Stored entries:
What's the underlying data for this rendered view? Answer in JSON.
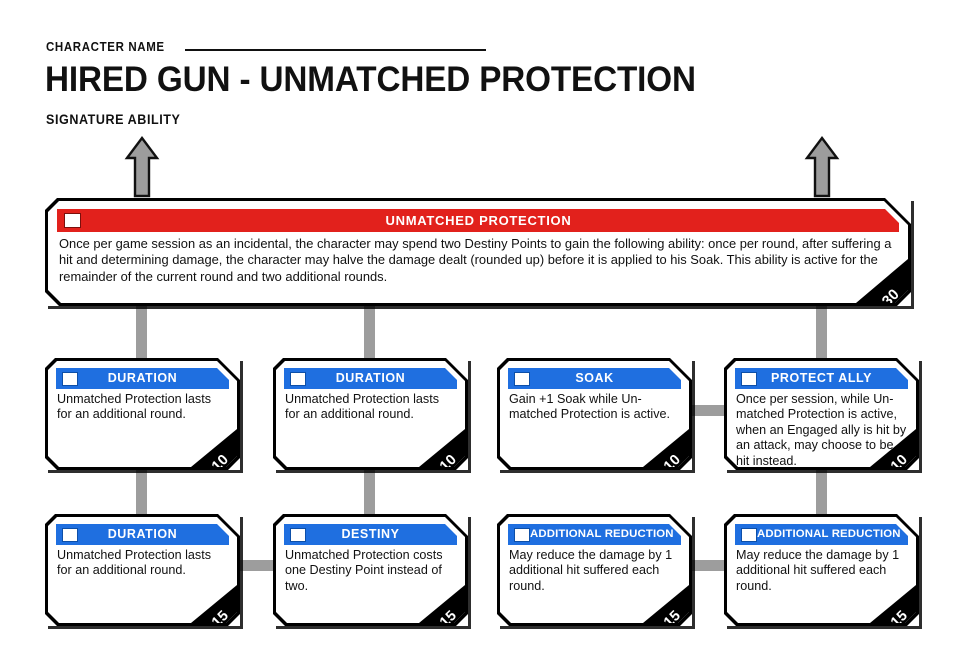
{
  "header": {
    "character_name_label": "CHARACTER NAME",
    "character_name_value": "",
    "title": "HIRED GUN - UNMATCHED PROTECTION",
    "subtitle": "SIGNATURE ABILITY"
  },
  "main_card": {
    "title": "UNMATCHED PROTECTION",
    "cost": "30",
    "checkbox_checked": false,
    "text": "Once per game session as an incidental, the character may spend two Destiny Points to gain the following ability: once per round, after suffering a hit and determining damage, the character may halve the damage dealt (rounded up) before it is applied to his Soak. This ability is active for the remainder of the current round and two additional rounds.",
    "header_color": "#e2211c"
  },
  "upgrade_header_color": "#1f6fe0",
  "connector_color": "#9d9d9d",
  "row1": [
    {
      "title": "DURATION",
      "cost": "10",
      "checkbox_checked": false,
      "text": "Unmatched Protection lasts for an additional round."
    },
    {
      "title": "DURATION",
      "cost": "10",
      "checkbox_checked": false,
      "text": "Unmatched Protection lasts for an additional round."
    },
    {
      "title": "SOAK",
      "cost": "10",
      "checkbox_checked": false,
      "text": "Gain +1 Soak while Un-matched Protection is active."
    },
    {
      "title": "PROTECT ALLY",
      "cost": "10",
      "checkbox_checked": false,
      "text": "Once per session, while Un-matched Protection is active, when an Engaged ally is hit by an attack, may choose to be  hit instead."
    }
  ],
  "row2": [
    {
      "title": "DURATION",
      "cost": "15",
      "checkbox_checked": false,
      "text": "Unmatched Protection lasts for an additional round."
    },
    {
      "title": "DESTINY",
      "cost": "15",
      "checkbox_checked": false,
      "text": "Unmatched Protection costs one Destiny Point instead of two."
    },
    {
      "title": "ADDITIONAL REDUCTION",
      "cost": "15",
      "checkbox_checked": false,
      "text": "May reduce the damage by 1 additional hit suffered each round."
    },
    {
      "title": "ADDITIONAL REDUCTION",
      "cost": "15",
      "checkbox_checked": false,
      "text": "May reduce the damage by 1 additional hit suffered each round."
    }
  ]
}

EXERCISE INSTRUCTIONS |
Make an exact copy of the data above, pictures excluded.

COMPLETED EXERCISE |
What's the underlying data for this rendered view? Answer in JSON.
{
  "header": {
    "character_name_label": "CHARACTER NAME",
    "character_name_value": "",
    "title": "HIRED GUN - UNMATCHED PROTECTION",
    "subtitle": "SIGNATURE ABILITY"
  },
  "main_card": {
    "title": "UNMATCHED PROTECTION",
    "cost": "30",
    "checkbox_checked": false,
    "text": "Once per game session as an incidental, the character may spend two Destiny Points to gain the following ability: once per round, after suffering a hit and determining damage, the character may halve the damage dealt (rounded up) before it is applied to his Soak. This ability is active for the remainder of the current round and two additional rounds.",
    "header_color": "#e2211c"
  },
  "upgrade_header_color": "#1f6fe0",
  "connector_color": "#9d9d9d",
  "row1": [
    {
      "title": "DURATION",
      "cost": "10",
      "checkbox_checked": false,
      "text": "Unmatched Protection lasts for an additional round."
    },
    {
      "title": "DURATION",
      "cost": "10",
      "checkbox_checked": false,
      "text": "Unmatched Protection lasts for an additional round."
    },
    {
      "title": "SOAK",
      "cost": "10",
      "checkbox_checked": false,
      "text": "Gain +1 Soak while Un-matched Protection is active."
    },
    {
      "title": "PROTECT ALLY",
      "cost": "10",
      "checkbox_checked": false,
      "text": "Once per session, while Un-matched Protection is active, when an Engaged ally is hit by an attack, may choose to be  hit instead."
    }
  ],
  "row2": [
    {
      "title": "DURATION",
      "cost": "15",
      "checkbox_checked": false,
      "text": "Unmatched Protection lasts for an additional round."
    },
    {
      "title": "DESTINY",
      "cost": "15",
      "checkbox_checked": false,
      "text": "Unmatched Protection costs one Destiny Point instead of two."
    },
    {
      "title": "ADDITIONAL REDUCTION",
      "cost": "15",
      "checkbox_checked": false,
      "text": "May reduce the damage by 1 additional hit suffered each round."
    },
    {
      "title": "ADDITIONAL REDUCTION",
      "cost": "15",
      "checkbox_checked": false,
      "text": "May reduce the damage by 1 additional hit suffered each round."
    }
  ]
}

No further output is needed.